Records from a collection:
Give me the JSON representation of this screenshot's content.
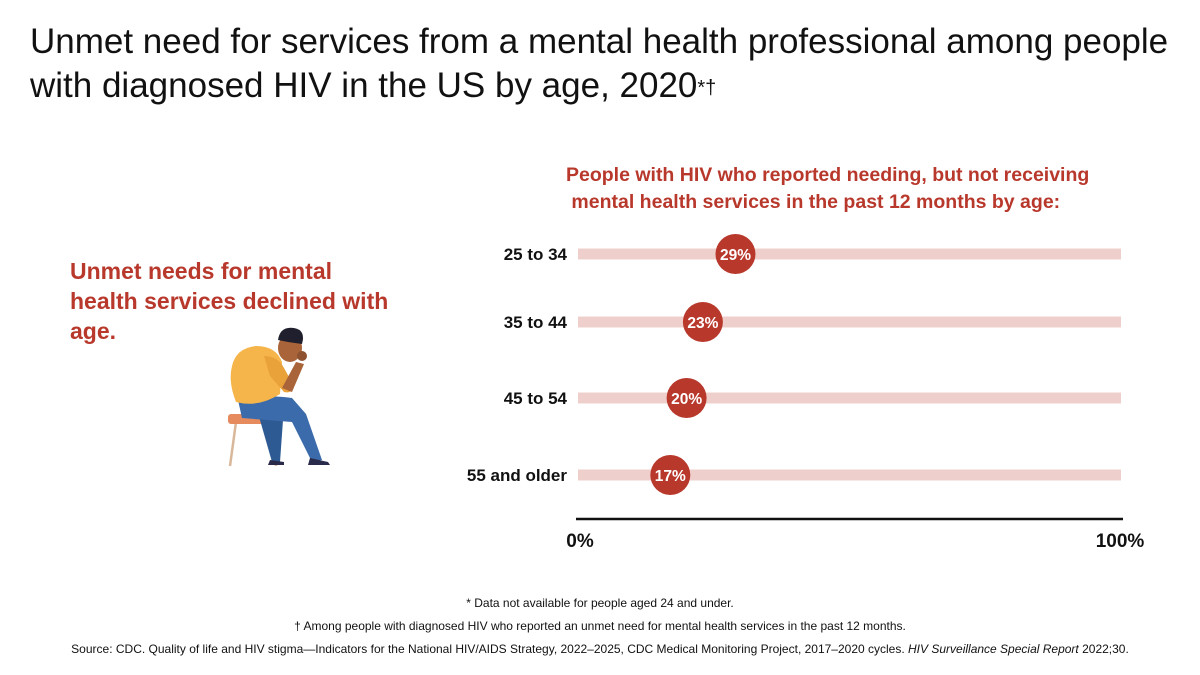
{
  "title": {
    "text": "Unmet need for services from a mental health professional among people with diagnosed HIV in the US by age, 2020",
    "marks": "*†"
  },
  "callout": "Unmet needs for mental health services declined with age.",
  "illustration": {
    "icon": "seated-person-head-in-hand-icon"
  },
  "chart_data": {
    "type": "dot",
    "title": "People with HIV who reported needing, but not receiving\n mental health services in the past 12 months by age:",
    "categories": [
      "25 to 34",
      "35 to 44",
      "45 to 54",
      "55 and older"
    ],
    "values": [
      29,
      23,
      20,
      17
    ],
    "value_labels": [
      "29%",
      "23%",
      "20%",
      "17%"
    ],
    "xlim": [
      0,
      100
    ],
    "x_tick_labels": [
      "0%",
      "100%"
    ],
    "colors": {
      "dot": "#b8382c",
      "track": "#efcfcb",
      "axis": "#111111"
    },
    "grid": false,
    "legend": "none"
  },
  "footnotes": {
    "note1": "* Data not available for people aged 24 and under.",
    "note2": "† Among people with diagnosed HIV who reported an unmet need for mental health services in the past 12 months.",
    "source_prefix": "Source: CDC. Quality of life and HIV stigma—Indicators for the National HIV/AIDS Strategy, 2022–2025, CDC Medical Monitoring Project, 2017–2020 cycles. ",
    "source_journal": "HIV Surveillance Special Report",
    "source_suffix": " 2022;30."
  }
}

WORK TO COMPLETE:
Omit each picture, then return all of the listing exactly as it stands.

WRITTEN SOLUTION:
Give me the JSON representation of this screenshot's content.
{
  "title": {
    "text": "Unmet need for services from a mental health professional among people with diagnosed HIV in the US by age, 2020",
    "marks": "*†"
  },
  "callout": "Unmet needs for mental health services declined with age.",
  "illustration": {
    "icon": "seated-person-head-in-hand-icon"
  },
  "chart_data": {
    "type": "dot",
    "title": "People with HIV who reported needing, but not receiving\n mental health services in the past 12 months by age:",
    "categories": [
      "25 to 34",
      "35 to 44",
      "45 to 54",
      "55 and older"
    ],
    "values": [
      29,
      23,
      20,
      17
    ],
    "value_labels": [
      "29%",
      "23%",
      "20%",
      "17%"
    ],
    "xlim": [
      0,
      100
    ],
    "x_tick_labels": [
      "0%",
      "100%"
    ],
    "colors": {
      "dot": "#b8382c",
      "track": "#efcfcb",
      "axis": "#111111"
    },
    "grid": false,
    "legend": "none"
  },
  "footnotes": {
    "note1": "* Data not available for people aged 24 and under.",
    "note2": "† Among people with diagnosed HIV who reported an unmet need for mental health services in the past 12 months.",
    "source_prefix": "Source: CDC. Quality of life and HIV stigma—Indicators for the National HIV/AIDS Strategy, 2022–2025, CDC Medical Monitoring Project, 2017–2020 cycles. ",
    "source_journal": "HIV Surveillance Special Report",
    "source_suffix": " 2022;30."
  }
}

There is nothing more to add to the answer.